____ Listing

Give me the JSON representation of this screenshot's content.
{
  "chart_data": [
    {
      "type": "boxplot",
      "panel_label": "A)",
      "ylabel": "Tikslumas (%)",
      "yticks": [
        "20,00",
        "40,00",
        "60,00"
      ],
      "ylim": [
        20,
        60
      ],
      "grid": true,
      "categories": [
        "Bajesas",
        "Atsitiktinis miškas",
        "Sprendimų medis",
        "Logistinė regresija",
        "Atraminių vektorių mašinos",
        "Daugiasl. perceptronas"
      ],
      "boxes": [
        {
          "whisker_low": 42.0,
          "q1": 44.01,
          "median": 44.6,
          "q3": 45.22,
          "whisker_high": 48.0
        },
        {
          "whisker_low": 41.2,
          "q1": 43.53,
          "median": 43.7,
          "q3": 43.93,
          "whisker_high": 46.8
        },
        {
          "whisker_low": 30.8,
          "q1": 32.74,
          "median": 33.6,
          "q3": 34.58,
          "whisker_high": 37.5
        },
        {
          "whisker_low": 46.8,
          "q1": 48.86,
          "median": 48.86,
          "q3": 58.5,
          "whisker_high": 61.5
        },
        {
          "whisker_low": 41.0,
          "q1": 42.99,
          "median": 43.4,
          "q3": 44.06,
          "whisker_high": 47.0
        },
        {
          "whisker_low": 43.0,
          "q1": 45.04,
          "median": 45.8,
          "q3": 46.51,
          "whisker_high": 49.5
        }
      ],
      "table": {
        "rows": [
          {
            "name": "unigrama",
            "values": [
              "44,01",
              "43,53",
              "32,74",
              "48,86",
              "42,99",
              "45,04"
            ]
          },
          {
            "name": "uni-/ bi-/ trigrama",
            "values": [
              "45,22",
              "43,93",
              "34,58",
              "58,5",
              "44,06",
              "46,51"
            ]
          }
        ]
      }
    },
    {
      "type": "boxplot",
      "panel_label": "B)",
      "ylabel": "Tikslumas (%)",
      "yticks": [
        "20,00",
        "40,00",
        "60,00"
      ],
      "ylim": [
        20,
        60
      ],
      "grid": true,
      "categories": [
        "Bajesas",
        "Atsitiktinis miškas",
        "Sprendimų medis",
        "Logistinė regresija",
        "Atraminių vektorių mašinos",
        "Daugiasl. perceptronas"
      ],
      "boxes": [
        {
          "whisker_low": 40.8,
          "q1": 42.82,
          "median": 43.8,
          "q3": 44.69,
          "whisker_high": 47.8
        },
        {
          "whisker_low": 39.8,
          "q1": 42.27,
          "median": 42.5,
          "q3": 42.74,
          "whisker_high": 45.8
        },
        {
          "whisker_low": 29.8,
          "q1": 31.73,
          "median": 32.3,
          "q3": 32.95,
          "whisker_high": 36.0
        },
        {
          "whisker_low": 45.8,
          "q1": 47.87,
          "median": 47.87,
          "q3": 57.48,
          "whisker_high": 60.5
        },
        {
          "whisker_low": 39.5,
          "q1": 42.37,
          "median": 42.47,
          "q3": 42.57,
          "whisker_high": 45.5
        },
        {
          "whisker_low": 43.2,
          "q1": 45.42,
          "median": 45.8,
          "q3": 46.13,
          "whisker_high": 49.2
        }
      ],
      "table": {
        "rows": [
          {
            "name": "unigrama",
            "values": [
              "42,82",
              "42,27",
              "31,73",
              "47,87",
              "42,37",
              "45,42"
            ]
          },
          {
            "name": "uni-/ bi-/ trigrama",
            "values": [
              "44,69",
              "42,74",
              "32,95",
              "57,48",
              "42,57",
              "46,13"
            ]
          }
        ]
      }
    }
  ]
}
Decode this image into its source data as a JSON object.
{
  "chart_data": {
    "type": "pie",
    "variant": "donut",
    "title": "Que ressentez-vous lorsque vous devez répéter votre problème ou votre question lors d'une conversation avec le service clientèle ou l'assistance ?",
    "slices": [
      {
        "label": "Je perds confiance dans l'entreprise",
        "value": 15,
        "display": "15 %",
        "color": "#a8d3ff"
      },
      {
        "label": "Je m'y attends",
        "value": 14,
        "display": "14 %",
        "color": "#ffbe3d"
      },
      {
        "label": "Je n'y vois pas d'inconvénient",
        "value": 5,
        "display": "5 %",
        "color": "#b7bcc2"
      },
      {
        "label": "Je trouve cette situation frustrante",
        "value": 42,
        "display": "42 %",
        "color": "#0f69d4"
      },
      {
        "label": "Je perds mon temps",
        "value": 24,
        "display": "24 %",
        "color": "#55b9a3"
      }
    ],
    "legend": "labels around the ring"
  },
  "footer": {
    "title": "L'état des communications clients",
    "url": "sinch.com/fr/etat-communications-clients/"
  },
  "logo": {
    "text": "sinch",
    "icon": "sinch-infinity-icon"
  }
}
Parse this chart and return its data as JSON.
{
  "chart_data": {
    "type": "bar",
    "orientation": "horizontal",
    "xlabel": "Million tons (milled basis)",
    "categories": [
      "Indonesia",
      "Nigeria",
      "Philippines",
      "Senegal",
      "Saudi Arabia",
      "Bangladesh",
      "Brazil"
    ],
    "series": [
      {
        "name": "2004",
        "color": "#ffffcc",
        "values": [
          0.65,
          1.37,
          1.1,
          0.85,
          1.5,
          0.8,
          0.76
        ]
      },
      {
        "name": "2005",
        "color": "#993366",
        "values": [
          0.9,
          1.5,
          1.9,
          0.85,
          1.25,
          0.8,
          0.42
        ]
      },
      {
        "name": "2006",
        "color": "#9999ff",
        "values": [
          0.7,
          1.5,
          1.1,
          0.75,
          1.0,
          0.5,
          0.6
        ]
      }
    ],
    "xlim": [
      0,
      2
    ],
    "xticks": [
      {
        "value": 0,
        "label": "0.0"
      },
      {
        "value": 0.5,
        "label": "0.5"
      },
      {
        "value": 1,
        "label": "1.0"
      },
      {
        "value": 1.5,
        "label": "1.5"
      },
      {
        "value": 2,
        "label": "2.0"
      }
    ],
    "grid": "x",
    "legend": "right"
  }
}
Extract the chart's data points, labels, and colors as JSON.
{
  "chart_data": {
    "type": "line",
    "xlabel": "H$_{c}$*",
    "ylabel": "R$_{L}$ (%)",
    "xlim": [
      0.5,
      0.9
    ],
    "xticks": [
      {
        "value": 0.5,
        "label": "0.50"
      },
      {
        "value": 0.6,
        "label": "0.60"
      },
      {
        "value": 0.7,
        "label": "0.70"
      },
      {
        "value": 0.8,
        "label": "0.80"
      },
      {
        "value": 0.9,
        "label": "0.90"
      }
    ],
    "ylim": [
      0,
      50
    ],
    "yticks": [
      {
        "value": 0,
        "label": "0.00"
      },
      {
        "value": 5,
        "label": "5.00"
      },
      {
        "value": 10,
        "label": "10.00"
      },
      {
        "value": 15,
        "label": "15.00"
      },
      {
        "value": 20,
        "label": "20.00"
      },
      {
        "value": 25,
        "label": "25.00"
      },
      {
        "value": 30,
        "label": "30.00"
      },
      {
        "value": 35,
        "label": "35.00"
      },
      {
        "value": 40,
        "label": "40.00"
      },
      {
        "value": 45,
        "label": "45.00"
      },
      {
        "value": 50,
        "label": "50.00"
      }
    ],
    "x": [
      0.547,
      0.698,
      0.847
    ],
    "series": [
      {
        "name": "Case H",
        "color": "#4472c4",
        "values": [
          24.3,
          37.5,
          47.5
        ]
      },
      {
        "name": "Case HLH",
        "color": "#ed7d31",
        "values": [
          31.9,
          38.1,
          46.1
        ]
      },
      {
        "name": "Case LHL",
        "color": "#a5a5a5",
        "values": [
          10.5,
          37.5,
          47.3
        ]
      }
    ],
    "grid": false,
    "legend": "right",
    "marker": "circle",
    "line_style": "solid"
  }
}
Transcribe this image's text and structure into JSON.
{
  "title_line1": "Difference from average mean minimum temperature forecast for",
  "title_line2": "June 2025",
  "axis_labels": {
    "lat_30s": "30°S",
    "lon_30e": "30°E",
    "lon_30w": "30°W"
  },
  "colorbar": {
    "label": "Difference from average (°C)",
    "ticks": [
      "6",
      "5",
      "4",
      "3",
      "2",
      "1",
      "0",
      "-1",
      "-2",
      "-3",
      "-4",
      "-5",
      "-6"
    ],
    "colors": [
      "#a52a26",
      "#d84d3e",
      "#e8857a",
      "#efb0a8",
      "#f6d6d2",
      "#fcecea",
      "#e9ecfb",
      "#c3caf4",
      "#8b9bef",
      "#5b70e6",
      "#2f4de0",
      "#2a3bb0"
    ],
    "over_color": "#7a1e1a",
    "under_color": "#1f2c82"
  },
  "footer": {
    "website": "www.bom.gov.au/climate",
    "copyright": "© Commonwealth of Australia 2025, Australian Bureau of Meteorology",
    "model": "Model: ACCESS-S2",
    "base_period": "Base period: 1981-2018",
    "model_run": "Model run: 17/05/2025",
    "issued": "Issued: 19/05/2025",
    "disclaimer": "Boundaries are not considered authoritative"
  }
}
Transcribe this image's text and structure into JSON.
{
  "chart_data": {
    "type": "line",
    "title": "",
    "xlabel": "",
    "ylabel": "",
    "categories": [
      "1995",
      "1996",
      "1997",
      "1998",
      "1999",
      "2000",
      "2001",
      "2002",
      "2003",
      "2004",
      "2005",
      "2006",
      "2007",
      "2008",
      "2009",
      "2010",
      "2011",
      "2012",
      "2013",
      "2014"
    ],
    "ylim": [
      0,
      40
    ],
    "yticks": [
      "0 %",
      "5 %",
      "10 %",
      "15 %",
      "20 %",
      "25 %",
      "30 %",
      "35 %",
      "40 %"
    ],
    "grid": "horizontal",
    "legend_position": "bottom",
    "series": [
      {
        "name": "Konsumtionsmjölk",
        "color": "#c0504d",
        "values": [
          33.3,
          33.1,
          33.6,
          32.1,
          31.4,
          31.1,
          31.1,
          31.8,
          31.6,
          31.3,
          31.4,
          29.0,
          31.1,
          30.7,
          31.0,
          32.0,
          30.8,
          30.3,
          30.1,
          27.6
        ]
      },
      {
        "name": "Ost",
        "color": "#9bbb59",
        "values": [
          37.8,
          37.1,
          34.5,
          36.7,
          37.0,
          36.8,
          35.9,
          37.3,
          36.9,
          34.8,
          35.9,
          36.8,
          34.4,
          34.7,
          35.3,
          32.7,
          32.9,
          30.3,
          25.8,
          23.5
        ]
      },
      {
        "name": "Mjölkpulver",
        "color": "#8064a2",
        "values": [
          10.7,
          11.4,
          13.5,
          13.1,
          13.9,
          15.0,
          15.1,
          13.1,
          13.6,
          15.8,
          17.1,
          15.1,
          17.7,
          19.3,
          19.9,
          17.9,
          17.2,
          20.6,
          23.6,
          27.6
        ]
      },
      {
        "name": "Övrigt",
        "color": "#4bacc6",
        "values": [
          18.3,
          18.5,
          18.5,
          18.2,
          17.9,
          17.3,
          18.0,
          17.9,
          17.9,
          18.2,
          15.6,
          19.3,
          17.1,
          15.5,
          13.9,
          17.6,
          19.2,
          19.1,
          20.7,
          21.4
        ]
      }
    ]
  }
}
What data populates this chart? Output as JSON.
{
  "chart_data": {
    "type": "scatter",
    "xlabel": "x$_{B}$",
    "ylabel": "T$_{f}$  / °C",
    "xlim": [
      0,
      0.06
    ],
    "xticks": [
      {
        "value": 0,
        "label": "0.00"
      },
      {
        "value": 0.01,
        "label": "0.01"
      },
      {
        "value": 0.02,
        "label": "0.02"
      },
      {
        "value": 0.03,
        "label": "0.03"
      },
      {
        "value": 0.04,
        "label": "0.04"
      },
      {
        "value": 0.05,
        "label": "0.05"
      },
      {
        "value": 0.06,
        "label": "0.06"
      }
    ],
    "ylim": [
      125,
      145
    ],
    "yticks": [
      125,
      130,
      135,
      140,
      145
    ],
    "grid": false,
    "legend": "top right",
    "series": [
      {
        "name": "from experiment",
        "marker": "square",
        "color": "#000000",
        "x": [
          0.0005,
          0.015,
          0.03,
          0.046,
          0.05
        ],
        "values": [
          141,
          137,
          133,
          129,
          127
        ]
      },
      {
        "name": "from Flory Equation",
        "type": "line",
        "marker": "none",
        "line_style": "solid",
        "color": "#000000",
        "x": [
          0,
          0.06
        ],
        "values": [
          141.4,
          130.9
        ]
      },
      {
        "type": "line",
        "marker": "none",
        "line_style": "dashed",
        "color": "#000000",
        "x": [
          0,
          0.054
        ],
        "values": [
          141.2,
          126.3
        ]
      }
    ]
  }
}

________

Goal — Give the number of lines in the records that contain the string "xlabel", with no other output.

Result below — 4